→ **Dataset extract**:
************
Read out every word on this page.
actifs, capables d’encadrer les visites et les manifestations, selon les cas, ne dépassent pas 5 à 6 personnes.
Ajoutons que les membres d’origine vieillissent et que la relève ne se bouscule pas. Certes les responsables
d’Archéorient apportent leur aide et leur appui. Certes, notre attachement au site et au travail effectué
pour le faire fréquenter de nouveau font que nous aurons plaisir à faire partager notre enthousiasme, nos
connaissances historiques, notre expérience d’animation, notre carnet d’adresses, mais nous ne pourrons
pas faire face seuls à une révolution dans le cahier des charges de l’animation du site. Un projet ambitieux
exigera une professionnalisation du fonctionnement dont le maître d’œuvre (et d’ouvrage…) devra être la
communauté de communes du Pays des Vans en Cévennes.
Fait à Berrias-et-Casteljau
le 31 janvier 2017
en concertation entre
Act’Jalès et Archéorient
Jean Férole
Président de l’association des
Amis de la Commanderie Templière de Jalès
************
→ **Instruction**:
Give the material above again, word for word.

→ **Complete response**:
Read out every word on this page.
actifs, capables d’encadrer les visites et les manifestations, selon les cas, ne dépassent pas 5 à 6 personnes.
Ajoutons que les membres d’origine vieillissent et que la relève ne se bouscule pas. Certes les responsables
d’Archéorient apportent leur aide et leur appui. Certes, notre attachement au site et au travail effectué
pour le faire fréquenter de nouveau font que nous aurons plaisir à faire partager notre enthousiasme, nos
connaissances historiques, notre expérience d’animation, notre carnet d’adresses, mais nous ne pourrons
pas faire face seuls à une révolution dans le cahier des charges de l’animation du site. Un projet ambitieux
exigera une professionnalisation du fonctionnement dont le maître d’œuvre (et d’ouvrage…) devra être la
communauté de communes du Pays des Vans en Cévennes.
Fait à Berrias-et-Casteljau
le 31 janvier 2017
en concertation entre
Act’Jalès et Archéorient
Jean Férole
Président de l’association des
Amis de la Commanderie Templière de Jalès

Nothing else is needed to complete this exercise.